[start of Task inputs]

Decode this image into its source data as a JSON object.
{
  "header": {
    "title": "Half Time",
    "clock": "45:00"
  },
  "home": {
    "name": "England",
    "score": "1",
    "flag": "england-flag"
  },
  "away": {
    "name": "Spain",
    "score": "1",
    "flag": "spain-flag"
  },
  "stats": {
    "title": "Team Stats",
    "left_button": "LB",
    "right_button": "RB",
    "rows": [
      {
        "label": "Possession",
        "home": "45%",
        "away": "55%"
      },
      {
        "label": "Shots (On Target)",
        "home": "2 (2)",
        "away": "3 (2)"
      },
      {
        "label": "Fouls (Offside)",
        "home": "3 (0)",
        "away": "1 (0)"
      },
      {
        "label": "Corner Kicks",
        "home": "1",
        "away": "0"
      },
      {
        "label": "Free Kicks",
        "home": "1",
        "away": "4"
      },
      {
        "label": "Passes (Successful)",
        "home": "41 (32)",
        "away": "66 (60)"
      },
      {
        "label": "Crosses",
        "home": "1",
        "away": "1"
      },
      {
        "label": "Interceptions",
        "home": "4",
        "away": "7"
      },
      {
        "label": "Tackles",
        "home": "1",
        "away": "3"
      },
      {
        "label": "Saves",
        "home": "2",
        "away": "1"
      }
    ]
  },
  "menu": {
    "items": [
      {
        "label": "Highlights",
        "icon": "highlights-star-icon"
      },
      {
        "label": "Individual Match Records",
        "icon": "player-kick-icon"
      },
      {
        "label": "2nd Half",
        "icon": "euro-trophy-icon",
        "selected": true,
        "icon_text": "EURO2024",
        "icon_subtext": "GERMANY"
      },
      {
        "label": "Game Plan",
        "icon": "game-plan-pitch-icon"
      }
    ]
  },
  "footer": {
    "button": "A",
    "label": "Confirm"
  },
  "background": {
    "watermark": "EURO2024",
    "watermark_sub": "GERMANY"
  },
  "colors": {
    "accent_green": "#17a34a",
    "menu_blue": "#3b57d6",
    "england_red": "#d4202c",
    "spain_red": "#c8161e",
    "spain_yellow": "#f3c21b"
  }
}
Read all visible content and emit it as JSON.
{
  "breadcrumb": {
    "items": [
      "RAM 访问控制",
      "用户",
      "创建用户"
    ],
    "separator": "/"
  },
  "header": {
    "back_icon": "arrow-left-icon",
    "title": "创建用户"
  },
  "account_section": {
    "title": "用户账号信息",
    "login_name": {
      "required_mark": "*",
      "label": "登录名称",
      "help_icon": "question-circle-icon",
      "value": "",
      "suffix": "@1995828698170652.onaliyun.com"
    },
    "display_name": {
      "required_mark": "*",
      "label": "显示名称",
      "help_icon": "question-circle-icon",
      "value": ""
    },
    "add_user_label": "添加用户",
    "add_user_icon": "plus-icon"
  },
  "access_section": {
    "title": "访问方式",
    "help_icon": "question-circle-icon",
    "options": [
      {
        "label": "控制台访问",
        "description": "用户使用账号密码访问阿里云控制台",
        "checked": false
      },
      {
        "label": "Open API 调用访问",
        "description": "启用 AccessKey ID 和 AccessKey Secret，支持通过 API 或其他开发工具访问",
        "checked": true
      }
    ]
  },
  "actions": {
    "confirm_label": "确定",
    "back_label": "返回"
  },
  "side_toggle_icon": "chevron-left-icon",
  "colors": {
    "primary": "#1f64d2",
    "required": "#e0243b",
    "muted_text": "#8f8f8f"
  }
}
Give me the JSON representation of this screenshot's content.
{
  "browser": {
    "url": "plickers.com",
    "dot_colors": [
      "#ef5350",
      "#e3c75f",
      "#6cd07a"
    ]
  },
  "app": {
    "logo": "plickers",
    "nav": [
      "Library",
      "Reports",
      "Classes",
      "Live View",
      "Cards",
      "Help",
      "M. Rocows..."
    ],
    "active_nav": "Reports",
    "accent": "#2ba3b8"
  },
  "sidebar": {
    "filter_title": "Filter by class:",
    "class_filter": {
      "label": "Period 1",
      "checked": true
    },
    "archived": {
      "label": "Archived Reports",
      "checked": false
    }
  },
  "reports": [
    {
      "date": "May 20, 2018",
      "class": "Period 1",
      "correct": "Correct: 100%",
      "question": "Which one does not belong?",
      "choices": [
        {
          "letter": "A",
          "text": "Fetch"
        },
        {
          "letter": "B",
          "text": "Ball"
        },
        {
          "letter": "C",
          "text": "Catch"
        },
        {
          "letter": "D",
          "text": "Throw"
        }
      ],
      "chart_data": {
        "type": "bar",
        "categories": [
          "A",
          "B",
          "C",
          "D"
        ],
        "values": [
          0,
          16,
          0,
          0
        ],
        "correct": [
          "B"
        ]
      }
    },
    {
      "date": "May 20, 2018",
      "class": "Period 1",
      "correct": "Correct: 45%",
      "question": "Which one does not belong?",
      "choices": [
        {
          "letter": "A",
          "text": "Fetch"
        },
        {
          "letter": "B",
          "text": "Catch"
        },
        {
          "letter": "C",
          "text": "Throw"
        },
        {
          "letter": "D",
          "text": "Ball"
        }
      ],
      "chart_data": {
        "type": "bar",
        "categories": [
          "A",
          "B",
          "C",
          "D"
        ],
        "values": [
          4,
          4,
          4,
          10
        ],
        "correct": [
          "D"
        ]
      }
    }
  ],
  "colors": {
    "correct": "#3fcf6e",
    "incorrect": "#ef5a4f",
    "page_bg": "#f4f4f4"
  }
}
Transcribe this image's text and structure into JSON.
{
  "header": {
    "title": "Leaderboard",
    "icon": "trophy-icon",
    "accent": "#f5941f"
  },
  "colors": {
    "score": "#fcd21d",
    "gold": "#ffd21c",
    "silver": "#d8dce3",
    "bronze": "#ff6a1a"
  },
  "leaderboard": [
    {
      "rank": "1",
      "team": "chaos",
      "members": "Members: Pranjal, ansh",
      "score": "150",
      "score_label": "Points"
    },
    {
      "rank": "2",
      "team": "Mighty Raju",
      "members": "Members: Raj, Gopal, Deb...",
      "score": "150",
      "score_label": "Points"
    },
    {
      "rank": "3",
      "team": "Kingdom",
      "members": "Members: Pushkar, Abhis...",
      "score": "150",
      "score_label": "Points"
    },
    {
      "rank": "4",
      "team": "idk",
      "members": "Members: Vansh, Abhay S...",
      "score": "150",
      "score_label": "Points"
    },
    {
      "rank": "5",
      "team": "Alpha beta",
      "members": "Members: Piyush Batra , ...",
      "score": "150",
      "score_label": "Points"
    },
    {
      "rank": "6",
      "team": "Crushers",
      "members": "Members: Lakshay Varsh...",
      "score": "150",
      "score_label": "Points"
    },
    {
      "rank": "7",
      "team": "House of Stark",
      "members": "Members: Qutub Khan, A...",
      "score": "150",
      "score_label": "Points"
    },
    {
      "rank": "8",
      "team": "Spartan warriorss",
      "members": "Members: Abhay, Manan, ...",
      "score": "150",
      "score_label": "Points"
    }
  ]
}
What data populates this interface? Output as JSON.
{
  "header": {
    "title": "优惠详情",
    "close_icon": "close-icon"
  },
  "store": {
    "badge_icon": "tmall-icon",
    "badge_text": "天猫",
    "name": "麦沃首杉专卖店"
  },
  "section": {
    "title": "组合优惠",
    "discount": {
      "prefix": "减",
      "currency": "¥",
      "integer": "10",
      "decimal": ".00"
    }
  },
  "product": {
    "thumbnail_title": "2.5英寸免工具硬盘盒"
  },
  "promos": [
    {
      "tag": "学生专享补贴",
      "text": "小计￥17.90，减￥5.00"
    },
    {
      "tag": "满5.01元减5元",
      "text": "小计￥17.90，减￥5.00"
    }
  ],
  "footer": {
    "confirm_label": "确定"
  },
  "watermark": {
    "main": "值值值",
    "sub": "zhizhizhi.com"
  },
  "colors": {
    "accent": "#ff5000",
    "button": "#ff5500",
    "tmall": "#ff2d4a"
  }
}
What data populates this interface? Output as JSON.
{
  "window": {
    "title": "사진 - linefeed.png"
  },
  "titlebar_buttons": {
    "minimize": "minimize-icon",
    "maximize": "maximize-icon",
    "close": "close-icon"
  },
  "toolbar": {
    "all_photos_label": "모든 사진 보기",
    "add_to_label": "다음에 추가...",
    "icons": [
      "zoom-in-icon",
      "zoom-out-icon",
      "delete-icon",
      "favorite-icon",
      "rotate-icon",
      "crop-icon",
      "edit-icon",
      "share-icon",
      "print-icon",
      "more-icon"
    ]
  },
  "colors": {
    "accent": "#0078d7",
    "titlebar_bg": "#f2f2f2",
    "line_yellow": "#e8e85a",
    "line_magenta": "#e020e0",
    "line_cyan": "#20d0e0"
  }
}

[end of Task inputs]

> Your objective
Among the entries above, identify all lines with "true" and copy them.

> Final result
        "selected": true,
        "checked": true
      "checked": true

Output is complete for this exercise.